What is expected » Copy, from the entries below, each line in which the string "Wezner" appears.

Stored records
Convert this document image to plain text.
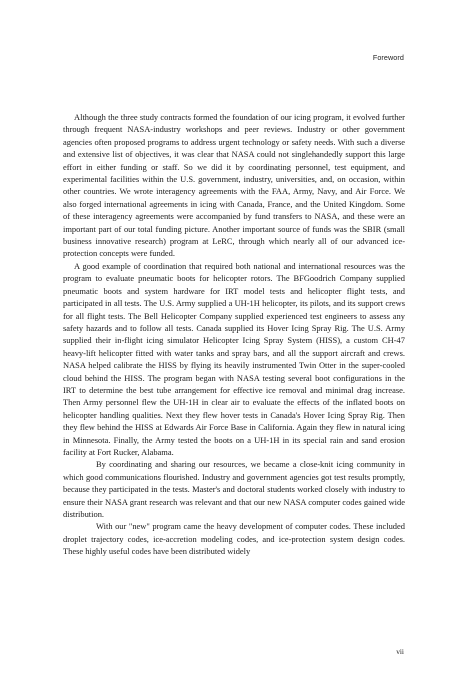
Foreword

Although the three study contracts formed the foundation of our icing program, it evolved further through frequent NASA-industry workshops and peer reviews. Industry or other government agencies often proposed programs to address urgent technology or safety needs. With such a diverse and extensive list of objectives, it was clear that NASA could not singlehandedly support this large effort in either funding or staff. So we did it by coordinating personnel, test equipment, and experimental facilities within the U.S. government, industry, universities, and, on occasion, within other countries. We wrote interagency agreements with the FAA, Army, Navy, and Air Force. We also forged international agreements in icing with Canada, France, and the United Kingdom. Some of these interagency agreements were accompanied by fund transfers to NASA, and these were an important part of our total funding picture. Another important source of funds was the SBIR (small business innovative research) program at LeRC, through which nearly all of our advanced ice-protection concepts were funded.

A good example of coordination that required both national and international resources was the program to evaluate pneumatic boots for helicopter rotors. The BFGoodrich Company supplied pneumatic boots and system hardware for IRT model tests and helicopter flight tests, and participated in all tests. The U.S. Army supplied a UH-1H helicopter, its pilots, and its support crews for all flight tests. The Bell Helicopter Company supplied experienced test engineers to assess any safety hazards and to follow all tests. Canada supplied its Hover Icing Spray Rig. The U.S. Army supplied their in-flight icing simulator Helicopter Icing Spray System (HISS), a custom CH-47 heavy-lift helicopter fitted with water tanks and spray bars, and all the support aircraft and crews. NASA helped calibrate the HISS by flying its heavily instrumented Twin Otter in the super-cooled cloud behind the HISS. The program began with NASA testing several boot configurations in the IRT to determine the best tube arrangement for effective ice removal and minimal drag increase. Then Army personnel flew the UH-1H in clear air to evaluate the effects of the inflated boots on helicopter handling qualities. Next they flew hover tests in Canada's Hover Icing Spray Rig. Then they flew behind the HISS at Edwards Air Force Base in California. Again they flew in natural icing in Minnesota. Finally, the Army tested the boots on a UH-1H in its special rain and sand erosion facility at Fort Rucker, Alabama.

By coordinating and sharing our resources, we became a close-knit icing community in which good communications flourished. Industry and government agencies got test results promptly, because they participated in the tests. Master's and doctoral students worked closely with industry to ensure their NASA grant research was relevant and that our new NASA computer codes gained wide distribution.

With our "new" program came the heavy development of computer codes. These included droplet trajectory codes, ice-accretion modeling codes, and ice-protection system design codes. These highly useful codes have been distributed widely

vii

* * *

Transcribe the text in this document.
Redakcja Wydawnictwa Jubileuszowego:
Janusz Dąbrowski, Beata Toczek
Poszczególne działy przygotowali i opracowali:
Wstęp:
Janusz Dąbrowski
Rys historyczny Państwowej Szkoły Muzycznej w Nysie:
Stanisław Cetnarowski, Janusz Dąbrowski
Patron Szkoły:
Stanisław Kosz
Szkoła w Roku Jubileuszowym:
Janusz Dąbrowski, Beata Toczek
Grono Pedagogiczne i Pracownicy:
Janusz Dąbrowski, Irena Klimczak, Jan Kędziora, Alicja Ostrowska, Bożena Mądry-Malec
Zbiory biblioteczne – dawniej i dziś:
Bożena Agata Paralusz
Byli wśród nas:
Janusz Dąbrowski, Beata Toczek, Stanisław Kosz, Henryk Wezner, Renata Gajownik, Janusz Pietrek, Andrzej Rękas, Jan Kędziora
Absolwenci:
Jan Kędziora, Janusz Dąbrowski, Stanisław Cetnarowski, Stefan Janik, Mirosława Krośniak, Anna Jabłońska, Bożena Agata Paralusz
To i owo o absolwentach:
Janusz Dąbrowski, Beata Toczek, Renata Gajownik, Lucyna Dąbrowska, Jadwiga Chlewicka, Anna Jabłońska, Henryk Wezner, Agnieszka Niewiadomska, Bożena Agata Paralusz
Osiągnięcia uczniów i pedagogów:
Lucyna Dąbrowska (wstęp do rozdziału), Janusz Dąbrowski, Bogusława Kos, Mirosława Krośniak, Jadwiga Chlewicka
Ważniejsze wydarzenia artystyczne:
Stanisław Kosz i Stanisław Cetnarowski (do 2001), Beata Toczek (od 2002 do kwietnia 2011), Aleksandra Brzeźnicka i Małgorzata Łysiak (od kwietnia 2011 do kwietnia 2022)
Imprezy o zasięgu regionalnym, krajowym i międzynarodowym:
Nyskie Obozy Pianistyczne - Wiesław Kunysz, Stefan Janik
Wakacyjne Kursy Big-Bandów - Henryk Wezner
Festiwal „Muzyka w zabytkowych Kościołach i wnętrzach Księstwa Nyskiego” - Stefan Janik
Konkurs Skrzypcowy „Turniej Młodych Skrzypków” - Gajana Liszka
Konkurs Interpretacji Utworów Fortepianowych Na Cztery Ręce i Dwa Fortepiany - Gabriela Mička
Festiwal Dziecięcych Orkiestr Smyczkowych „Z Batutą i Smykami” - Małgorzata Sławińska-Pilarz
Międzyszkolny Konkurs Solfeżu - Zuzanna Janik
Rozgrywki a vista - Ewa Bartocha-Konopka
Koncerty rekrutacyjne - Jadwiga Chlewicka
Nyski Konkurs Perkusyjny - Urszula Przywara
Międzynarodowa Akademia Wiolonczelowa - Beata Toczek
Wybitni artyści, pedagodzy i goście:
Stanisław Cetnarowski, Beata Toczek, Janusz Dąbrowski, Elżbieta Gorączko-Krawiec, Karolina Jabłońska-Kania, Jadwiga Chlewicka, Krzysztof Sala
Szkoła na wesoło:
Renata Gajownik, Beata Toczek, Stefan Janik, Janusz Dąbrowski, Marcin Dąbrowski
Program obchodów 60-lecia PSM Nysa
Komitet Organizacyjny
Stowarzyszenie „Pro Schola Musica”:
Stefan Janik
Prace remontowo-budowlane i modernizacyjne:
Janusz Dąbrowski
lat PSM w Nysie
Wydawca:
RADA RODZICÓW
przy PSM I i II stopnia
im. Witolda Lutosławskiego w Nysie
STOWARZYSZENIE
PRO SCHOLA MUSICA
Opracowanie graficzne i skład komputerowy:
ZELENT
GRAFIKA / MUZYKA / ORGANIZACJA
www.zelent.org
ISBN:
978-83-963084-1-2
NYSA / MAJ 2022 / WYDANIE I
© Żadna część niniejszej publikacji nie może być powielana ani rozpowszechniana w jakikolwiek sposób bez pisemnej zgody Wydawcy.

Task result »
Janusz Dąbrowski, Beata Toczek, Stanisław Kosz, Henryk Wezner, Renata Gajownik, Janusz Pietrek, Andrzej Rękas, Jan Kędziora
Janusz Dąbrowski, Beata Toczek, Renata Gajownik, Lucyna Dąbrowska, Jadwiga Chlewicka, Anna Jabłońska, Henryk Wezner, Agnieszka Niewiadomska, Bożena Agata Paralusz
Wakacyjne Kursy Big-Bandów - Henryk Wezner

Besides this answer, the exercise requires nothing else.